*Exercise aim*.
Answer with a number only: how many lines of the data contain "dear"?

____________________

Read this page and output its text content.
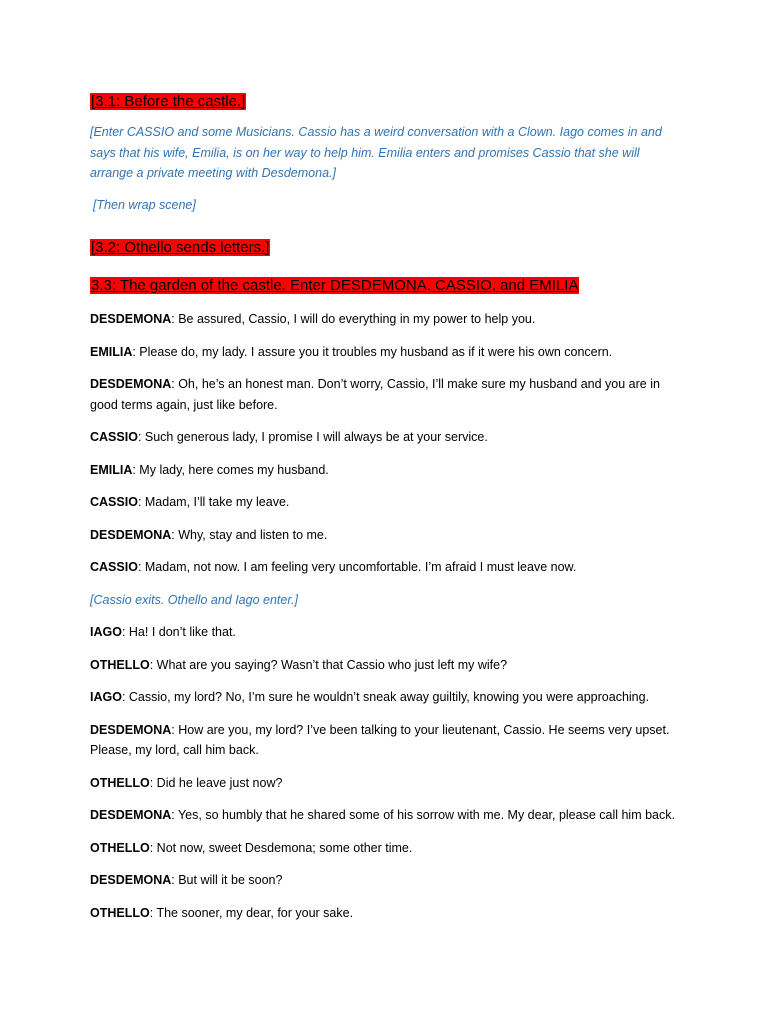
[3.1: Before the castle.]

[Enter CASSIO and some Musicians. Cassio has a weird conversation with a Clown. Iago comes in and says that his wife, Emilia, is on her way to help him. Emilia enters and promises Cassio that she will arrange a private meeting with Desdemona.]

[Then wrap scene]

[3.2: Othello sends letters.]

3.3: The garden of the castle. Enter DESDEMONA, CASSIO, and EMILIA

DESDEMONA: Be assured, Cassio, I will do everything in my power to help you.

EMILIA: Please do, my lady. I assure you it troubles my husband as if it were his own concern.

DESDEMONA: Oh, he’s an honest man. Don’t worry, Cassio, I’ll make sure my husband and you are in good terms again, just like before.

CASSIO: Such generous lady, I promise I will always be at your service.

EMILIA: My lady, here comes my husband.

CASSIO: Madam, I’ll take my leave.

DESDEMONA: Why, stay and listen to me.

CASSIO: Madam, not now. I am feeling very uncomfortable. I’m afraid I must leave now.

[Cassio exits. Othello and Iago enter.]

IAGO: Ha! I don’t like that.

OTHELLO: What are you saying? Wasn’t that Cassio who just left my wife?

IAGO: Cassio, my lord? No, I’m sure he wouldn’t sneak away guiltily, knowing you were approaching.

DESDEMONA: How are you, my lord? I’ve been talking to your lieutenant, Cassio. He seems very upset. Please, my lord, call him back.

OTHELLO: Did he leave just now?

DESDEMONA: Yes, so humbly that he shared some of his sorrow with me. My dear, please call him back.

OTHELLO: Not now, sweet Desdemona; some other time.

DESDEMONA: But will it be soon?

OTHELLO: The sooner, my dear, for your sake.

____________________

*Correct output*.
2